[Start]

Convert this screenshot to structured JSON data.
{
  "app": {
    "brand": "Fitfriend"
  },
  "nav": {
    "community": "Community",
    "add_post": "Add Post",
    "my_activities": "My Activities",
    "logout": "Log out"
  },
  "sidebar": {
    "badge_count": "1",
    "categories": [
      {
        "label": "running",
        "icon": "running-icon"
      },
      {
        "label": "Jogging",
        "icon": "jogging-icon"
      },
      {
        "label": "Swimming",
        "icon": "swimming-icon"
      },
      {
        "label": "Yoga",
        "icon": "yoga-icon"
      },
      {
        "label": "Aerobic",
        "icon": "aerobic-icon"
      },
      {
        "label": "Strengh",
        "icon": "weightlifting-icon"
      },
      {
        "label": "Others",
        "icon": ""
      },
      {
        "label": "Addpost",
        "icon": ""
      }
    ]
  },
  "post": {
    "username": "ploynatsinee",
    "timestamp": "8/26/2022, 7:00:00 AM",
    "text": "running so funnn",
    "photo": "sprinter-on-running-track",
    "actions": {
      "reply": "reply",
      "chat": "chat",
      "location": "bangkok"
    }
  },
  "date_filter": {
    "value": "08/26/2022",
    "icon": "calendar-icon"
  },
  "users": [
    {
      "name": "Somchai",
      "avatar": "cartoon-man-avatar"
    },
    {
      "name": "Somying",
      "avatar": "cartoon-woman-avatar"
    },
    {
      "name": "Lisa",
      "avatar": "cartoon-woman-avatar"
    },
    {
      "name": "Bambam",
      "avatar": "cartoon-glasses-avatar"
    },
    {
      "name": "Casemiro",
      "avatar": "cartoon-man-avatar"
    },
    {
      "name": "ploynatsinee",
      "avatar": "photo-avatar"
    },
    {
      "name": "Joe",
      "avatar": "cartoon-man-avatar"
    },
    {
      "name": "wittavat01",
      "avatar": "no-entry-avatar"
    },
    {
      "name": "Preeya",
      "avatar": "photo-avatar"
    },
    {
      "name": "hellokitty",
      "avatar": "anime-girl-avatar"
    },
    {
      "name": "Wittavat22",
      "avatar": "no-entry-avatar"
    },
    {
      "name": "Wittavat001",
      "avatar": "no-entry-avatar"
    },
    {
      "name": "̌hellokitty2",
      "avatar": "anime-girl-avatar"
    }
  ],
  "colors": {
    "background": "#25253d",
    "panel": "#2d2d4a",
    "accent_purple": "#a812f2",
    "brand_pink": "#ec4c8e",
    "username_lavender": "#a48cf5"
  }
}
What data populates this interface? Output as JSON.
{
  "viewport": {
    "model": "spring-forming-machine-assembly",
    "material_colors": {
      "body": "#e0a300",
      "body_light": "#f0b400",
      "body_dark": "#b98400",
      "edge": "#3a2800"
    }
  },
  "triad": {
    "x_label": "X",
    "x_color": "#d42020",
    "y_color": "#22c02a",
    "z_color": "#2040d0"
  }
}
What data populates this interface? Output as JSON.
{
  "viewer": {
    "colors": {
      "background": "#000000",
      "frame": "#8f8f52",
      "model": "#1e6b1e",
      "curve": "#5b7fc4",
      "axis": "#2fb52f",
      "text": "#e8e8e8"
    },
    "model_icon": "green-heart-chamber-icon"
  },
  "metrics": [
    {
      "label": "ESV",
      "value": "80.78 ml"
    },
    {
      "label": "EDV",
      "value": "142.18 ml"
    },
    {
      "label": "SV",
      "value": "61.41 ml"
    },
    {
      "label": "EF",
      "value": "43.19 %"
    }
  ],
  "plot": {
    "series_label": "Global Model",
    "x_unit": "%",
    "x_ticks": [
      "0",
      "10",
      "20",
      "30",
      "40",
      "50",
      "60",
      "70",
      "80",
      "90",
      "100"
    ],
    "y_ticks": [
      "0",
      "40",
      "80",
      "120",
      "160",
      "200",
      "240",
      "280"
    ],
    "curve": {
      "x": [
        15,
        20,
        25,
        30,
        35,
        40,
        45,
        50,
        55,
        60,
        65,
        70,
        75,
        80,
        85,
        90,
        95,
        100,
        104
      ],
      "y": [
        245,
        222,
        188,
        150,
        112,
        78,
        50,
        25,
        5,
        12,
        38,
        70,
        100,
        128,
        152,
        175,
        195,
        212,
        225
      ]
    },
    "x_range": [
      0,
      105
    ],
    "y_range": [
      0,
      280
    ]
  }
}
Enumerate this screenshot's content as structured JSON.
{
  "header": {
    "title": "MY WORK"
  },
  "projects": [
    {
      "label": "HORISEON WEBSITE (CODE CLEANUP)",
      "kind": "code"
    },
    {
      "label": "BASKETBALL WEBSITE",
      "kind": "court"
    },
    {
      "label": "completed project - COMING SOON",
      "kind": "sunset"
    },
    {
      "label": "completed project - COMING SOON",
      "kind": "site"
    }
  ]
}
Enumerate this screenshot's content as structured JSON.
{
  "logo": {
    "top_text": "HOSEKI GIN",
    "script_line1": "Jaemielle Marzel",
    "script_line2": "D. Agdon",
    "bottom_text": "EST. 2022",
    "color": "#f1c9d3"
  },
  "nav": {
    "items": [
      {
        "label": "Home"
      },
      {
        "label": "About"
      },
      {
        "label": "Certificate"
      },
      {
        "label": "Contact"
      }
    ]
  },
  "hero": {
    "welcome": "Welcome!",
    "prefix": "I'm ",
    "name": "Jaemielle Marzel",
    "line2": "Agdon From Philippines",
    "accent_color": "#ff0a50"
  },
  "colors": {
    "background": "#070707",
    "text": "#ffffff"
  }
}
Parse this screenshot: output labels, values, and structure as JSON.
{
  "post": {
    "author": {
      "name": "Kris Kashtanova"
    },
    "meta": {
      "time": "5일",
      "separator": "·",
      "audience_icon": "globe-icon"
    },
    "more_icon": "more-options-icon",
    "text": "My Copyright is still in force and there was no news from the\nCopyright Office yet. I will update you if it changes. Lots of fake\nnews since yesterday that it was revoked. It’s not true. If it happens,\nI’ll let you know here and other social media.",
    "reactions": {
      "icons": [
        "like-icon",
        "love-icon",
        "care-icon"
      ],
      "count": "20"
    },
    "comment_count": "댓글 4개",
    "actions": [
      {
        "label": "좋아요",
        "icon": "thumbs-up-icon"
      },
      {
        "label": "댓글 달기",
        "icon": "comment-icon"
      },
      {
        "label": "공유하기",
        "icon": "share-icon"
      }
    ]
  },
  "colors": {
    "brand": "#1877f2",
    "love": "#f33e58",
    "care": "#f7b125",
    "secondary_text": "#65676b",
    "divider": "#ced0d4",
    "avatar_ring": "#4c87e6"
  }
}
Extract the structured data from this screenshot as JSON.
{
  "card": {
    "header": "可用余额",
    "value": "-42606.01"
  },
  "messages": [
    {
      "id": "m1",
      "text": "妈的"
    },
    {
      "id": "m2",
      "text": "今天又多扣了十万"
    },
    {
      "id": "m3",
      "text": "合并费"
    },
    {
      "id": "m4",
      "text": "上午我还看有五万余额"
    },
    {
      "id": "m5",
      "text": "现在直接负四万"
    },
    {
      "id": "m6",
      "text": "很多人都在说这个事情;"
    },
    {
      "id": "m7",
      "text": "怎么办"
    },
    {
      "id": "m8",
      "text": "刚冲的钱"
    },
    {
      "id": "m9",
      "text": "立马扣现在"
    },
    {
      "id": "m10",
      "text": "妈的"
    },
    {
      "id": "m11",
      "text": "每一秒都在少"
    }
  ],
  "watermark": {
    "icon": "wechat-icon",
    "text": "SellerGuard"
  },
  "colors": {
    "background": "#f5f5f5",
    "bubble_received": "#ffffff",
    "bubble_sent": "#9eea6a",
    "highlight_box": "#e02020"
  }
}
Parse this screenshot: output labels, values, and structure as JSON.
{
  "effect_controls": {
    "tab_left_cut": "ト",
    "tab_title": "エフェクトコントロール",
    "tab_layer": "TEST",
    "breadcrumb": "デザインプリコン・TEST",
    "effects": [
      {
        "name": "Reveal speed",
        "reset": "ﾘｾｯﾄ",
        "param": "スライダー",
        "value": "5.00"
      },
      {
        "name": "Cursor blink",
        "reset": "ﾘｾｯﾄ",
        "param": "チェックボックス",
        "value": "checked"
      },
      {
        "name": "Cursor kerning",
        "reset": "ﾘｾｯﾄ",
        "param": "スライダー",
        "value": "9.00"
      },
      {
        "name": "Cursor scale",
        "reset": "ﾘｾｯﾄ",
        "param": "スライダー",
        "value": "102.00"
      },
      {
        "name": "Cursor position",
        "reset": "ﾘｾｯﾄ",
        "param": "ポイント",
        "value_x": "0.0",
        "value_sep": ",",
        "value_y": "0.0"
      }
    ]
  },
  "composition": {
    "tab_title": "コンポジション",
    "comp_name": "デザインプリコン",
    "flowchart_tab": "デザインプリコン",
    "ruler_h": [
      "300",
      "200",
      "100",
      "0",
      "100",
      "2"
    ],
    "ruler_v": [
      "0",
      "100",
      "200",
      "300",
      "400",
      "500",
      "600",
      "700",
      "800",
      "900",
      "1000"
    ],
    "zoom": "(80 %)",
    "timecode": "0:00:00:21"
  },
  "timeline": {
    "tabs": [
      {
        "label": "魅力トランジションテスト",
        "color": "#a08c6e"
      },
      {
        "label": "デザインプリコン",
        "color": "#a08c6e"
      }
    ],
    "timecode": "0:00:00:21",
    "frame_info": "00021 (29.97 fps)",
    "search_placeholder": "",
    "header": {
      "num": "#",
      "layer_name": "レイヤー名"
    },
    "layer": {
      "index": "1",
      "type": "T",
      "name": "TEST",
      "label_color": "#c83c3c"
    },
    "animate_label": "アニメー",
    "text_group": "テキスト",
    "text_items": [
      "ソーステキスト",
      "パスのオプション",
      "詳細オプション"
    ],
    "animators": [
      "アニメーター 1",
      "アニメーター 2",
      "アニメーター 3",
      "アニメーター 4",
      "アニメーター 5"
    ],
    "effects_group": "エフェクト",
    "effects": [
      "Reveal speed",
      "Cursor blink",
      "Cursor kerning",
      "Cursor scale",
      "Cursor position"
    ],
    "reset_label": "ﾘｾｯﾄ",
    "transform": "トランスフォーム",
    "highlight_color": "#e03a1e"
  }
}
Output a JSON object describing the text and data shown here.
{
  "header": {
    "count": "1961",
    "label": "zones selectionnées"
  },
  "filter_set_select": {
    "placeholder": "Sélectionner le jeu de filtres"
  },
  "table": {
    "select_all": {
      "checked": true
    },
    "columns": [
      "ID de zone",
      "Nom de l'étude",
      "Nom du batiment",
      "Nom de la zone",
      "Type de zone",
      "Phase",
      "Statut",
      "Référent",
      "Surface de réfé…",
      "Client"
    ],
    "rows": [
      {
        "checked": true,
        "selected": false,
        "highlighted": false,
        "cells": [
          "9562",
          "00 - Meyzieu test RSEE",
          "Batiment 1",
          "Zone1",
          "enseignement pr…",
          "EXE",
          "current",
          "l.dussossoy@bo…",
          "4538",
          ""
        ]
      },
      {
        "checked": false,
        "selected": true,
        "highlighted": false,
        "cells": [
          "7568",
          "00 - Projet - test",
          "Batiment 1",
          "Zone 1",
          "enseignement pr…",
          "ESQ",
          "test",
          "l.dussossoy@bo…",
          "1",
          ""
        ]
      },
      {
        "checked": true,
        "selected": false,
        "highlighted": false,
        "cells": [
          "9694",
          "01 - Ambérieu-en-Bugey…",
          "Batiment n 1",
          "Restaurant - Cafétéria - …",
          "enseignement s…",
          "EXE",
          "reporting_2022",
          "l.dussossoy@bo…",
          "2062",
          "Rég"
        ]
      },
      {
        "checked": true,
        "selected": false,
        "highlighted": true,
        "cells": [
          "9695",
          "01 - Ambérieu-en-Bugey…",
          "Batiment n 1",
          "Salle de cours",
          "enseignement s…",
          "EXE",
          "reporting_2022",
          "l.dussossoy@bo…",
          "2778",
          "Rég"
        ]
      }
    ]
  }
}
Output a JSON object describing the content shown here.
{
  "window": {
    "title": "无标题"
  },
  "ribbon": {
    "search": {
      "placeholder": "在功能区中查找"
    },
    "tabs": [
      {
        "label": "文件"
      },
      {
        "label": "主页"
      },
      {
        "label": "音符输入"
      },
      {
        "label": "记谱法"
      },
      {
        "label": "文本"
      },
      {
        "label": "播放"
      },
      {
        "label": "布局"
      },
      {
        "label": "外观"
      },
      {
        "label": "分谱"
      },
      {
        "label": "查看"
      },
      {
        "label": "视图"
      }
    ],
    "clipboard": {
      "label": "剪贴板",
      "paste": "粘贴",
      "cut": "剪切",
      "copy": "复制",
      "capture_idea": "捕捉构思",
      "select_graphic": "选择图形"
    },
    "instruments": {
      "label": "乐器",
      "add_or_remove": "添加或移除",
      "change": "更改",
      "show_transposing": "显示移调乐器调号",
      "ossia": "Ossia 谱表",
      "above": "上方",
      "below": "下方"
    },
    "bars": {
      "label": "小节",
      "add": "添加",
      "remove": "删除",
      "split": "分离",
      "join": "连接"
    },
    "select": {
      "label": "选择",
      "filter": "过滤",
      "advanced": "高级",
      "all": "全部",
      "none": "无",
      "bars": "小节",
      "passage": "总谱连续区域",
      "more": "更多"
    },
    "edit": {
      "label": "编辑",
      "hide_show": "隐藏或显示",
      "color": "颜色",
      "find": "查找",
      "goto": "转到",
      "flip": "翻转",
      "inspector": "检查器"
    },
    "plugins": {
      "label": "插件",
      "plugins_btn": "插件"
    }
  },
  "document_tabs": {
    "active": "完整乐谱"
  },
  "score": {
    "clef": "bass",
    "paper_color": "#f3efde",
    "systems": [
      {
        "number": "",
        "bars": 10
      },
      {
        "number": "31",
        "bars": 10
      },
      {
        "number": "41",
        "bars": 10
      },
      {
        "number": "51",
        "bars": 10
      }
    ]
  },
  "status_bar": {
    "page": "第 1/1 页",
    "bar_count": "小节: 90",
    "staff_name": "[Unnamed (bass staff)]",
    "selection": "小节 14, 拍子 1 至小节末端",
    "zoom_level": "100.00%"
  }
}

[End]

THE REQUEST —
Gather all lines of the records that include the word "number".

WRITTEN SOLUTION —
        "number": "",
        "number": "31",
        "number": "41",
        "number": "51",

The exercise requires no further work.